Some records
┌──

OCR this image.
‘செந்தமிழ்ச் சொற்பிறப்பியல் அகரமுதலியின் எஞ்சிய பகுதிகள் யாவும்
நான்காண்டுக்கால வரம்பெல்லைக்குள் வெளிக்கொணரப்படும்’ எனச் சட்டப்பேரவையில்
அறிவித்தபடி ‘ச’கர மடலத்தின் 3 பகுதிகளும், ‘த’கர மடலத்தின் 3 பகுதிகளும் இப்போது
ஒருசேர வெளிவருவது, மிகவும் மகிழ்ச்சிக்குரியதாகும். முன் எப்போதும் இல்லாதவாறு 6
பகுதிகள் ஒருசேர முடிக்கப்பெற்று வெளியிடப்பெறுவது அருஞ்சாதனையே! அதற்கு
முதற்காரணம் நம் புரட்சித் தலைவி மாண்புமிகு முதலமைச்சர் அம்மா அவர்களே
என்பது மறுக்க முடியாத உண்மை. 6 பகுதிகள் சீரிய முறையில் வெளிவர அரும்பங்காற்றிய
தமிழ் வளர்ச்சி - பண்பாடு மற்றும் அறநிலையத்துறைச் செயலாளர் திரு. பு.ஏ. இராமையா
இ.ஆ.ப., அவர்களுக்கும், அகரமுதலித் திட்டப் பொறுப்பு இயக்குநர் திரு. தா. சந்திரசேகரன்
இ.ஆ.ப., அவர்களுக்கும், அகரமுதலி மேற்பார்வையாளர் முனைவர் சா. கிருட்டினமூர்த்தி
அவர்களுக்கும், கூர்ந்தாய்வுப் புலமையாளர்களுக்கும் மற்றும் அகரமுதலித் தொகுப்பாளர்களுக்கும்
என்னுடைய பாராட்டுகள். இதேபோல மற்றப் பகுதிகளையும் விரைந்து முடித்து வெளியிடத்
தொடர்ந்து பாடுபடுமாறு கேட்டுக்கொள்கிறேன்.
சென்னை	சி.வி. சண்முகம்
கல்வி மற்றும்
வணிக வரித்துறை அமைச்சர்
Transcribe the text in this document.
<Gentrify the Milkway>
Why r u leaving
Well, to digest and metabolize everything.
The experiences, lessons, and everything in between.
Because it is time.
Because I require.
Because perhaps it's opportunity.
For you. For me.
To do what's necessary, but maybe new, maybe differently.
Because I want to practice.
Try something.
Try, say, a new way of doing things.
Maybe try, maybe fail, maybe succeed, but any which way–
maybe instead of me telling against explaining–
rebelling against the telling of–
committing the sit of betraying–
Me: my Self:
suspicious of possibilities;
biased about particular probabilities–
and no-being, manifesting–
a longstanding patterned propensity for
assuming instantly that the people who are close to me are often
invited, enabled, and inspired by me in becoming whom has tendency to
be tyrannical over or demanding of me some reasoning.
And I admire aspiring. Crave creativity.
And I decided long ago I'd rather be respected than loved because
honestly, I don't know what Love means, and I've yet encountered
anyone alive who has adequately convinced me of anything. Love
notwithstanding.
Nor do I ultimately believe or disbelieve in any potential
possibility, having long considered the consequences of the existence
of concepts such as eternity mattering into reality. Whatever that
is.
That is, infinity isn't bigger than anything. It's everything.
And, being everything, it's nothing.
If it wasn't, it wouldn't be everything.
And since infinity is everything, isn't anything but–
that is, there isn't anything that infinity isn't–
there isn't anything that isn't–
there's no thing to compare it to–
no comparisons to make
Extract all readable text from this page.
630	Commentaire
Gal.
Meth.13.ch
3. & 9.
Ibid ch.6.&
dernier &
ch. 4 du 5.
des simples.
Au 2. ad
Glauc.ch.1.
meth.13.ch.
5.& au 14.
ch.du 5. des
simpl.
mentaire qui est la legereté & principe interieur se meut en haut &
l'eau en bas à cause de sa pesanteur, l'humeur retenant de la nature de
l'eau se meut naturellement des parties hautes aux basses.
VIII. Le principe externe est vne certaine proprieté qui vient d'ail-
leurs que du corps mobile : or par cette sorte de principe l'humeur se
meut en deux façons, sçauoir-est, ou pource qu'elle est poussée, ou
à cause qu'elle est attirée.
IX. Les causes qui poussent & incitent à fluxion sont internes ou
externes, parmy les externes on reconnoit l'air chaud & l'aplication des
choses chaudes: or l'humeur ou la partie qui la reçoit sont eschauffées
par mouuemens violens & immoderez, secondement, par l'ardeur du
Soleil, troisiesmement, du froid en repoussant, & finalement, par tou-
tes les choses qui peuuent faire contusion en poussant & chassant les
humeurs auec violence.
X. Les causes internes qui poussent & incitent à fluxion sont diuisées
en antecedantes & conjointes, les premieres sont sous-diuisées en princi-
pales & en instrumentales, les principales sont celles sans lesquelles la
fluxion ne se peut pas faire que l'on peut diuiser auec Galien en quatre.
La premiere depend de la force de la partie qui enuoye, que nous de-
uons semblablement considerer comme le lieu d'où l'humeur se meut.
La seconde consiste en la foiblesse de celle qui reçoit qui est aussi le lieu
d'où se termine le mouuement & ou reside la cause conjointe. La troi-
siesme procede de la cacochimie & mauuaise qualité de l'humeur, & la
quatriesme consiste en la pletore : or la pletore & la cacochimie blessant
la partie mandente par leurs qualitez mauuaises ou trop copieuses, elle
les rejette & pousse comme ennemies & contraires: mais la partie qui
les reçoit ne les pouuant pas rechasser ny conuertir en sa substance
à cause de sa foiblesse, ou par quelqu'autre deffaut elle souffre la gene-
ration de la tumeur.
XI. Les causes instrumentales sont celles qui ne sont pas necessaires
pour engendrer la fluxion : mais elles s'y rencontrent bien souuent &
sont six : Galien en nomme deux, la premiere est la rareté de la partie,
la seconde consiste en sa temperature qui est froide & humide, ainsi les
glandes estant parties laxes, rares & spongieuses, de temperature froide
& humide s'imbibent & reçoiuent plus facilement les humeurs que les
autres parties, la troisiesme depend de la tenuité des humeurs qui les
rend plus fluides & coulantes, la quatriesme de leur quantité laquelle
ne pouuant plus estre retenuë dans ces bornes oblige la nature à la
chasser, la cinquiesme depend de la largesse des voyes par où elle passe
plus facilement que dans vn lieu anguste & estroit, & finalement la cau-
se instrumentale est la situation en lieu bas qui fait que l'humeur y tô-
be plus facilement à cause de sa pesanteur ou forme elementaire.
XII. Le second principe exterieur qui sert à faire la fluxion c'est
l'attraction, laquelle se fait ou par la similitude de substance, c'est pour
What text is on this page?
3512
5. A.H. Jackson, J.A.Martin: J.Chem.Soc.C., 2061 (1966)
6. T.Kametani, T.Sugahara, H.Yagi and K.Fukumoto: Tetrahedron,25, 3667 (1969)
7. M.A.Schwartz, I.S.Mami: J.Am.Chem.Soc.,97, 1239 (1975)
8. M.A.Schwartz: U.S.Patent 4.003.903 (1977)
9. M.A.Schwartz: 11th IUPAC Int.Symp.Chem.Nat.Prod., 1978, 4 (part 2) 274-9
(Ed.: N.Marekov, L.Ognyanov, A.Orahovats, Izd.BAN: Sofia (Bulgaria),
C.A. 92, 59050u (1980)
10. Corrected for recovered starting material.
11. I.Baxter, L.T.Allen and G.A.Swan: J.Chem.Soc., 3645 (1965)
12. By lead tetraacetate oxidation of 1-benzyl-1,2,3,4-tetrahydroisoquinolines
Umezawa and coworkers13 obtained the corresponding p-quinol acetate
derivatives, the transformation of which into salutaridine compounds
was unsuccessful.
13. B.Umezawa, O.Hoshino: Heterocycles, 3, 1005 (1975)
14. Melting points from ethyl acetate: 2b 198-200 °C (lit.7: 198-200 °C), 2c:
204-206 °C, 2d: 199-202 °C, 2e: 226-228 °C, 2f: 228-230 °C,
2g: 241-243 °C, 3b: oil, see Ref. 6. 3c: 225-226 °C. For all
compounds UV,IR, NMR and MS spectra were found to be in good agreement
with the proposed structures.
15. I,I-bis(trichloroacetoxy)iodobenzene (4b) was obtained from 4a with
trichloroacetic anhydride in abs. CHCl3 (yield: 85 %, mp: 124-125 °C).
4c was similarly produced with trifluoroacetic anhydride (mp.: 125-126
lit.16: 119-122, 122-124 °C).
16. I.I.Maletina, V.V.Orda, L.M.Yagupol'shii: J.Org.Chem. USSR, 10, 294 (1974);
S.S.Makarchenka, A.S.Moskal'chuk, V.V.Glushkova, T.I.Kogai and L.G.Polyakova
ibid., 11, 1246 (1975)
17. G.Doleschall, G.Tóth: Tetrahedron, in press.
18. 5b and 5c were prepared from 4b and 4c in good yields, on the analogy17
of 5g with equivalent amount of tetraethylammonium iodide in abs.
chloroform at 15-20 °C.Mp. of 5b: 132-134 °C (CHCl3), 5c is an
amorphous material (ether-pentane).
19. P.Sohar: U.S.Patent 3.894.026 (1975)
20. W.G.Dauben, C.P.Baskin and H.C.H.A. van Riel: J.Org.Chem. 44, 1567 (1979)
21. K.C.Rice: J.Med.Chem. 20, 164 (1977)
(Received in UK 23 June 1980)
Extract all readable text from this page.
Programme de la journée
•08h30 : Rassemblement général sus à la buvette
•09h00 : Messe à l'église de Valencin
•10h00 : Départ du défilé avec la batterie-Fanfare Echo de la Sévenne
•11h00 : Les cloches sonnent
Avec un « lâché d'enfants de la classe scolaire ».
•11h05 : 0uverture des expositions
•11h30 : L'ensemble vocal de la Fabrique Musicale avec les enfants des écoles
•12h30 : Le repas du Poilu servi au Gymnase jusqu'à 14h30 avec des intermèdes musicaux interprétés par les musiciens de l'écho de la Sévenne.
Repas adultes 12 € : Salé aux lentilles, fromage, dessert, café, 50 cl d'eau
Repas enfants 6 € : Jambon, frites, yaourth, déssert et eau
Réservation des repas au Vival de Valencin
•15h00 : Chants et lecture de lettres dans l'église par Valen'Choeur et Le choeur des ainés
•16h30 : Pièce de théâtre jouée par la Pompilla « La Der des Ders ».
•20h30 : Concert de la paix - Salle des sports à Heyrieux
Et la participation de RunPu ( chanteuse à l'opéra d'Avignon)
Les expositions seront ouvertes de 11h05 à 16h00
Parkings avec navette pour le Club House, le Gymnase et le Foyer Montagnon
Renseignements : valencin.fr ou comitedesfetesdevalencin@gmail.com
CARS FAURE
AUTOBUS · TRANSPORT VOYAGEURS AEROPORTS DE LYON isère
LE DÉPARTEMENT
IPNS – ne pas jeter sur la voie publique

└──

PROBLEM TO WORK ON
Show each line of the listing that holds the string "poussent".

REPLY TO THE EXERCISE
IX. Les causes qui poussent & incitent à fluxion sont internes ou
X. Les causes internes qui poussent & incitent à fluxion sont diuisées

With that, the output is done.